- TASK GOAL -
The records below must be duplicated exactly, character for character.

- EXERCISE INPUTS -
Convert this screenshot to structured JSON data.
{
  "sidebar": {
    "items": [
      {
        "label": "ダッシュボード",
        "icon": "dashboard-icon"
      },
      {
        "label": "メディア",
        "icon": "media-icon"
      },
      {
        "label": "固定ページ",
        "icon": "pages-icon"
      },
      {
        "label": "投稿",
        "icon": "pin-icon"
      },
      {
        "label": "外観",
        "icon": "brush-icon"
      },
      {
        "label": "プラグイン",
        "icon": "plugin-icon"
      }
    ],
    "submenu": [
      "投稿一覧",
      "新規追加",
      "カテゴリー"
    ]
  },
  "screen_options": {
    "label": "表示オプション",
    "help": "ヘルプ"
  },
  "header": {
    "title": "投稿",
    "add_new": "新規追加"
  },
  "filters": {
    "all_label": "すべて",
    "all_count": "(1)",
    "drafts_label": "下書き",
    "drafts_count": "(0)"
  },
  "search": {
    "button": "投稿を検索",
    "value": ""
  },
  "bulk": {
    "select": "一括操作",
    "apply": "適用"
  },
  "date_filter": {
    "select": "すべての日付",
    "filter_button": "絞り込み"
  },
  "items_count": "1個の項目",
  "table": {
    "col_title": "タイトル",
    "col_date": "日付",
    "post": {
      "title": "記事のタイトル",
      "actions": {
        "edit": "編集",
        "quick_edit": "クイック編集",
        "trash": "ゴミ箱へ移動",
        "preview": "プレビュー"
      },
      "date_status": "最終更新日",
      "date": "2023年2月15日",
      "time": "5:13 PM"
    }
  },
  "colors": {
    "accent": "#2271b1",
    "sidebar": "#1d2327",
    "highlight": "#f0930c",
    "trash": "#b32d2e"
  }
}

- FULL OUTPUT -
Convert this screenshot to structured JSON data.
{
  "sidebar": {
    "items": [
      {
        "label": "ダッシュボード",
        "icon": "dashboard-icon"
      },
      {
        "label": "メディア",
        "icon": "media-icon"
      },
      {
        "label": "固定ページ",
        "icon": "pages-icon"
      },
      {
        "label": "投稿",
        "icon": "pin-icon"
      },
      {
        "label": "外観",
        "icon": "brush-icon"
      },
      {
        "label": "プラグイン",
        "icon": "plugin-icon"
      }
    ],
    "submenu": [
      "投稿一覧",
      "新規追加",
      "カテゴリー"
    ]
  },
  "screen_options": {
    "label": "表示オプション",
    "help": "ヘルプ"
  },
  "header": {
    "title": "投稿",
    "add_new": "新規追加"
  },
  "filters": {
    "all_label": "すべて",
    "all_count": "(1)",
    "drafts_label": "下書き",
    "drafts_count": "(0)"
  },
  "search": {
    "button": "投稿を検索",
    "value": ""
  },
  "bulk": {
    "select": "一括操作",
    "apply": "適用"
  },
  "date_filter": {
    "select": "すべての日付",
    "filter_button": "絞り込み"
  },
  "items_count": "1個の項目",
  "table": {
    "col_title": "タイトル",
    "col_date": "日付",
    "post": {
      "title": "記事のタイトル",
      "actions": {
        "edit": "編集",
        "quick_edit": "クイック編集",
        "trash": "ゴミ箱へ移動",
        "preview": "プレビュー"
      },
      "date_status": "最終更新日",
      "date": "2023年2月15日",
      "time": "5:13 PM"
    }
  },
  "colors": {
    "accent": "#2271b1",
    "sidebar": "#1d2327",
    "highlight": "#f0930c",
    "trash": "#b32d2e"
  }
}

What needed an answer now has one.